## Stored dataset items:
━━━

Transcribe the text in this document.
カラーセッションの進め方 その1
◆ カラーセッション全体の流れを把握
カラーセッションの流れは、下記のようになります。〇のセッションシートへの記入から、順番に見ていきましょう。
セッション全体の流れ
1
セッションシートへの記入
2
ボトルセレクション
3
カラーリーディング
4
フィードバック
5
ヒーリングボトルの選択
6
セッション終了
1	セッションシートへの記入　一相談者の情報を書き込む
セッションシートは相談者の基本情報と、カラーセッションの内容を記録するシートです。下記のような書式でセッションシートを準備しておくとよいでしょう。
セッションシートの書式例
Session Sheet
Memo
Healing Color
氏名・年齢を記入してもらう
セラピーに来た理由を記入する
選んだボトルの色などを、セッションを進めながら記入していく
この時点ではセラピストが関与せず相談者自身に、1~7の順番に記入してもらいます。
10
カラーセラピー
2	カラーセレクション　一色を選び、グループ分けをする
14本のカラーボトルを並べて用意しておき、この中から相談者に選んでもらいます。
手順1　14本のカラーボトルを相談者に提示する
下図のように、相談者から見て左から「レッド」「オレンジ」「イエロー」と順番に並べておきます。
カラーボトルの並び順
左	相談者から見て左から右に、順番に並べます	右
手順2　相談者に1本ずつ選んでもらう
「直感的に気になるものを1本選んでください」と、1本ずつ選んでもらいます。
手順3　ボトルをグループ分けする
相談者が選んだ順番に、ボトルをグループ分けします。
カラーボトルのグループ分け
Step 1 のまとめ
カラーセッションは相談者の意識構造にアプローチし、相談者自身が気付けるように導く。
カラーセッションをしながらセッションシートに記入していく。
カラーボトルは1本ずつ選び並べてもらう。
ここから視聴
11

━━━

## Exercise aim:
Repeat the material from above exactly, word for word.

## Solution for this task:
Transcribe the text in this document.
カラーセッションの進め方 その1
◆ カラーセッション全体の流れを把握
カラーセッションの流れは、下記のようになります。〇のセッションシートへの記入から、順番に見ていきましょう。
セッション全体の流れ
1
セッションシートへの記入
2
ボトルセレクション
3
カラーリーディング
4
フィードバック
5
ヒーリングボトルの選択
6
セッション終了
1	セッションシートへの記入　一相談者の情報を書き込む
セッションシートは相談者の基本情報と、カラーセッションの内容を記録するシートです。下記のような書式でセッションシートを準備しておくとよいでしょう。
セッションシートの書式例
Session Sheet
Memo
Healing Color
氏名・年齢を記入してもらう
セラピーに来た理由を記入する
選んだボトルの色などを、セッションを進めながら記入していく
この時点ではセラピストが関与せず相談者自身に、1~7の順番に記入してもらいます。
10
カラーセラピー
2	カラーセレクション　一色を選び、グループ分けをする
14本のカラーボトルを並べて用意しておき、この中から相談者に選んでもらいます。
手順1　14本のカラーボトルを相談者に提示する
下図のように、相談者から見て左から「レッド」「オレンジ」「イエロー」と順番に並べておきます。
カラーボトルの並び順
左	相談者から見て左から右に、順番に並べます	右
手順2　相談者に1本ずつ選んでもらう
「直感的に気になるものを1本選んでください」と、1本ずつ選んでもらいます。
手順3　ボトルをグループ分けする
相談者が選んだ順番に、ボトルをグループ分けします。
カラーボトルのグループ分け
Step 1 のまとめ
カラーセッションは相談者の意識構造にアプローチし、相談者自身が気付けるように導く。
カラーセッションをしながらセッションシートに記入していく。
カラーボトルは1本ずつ選び並べてもらう。
ここから視聴
11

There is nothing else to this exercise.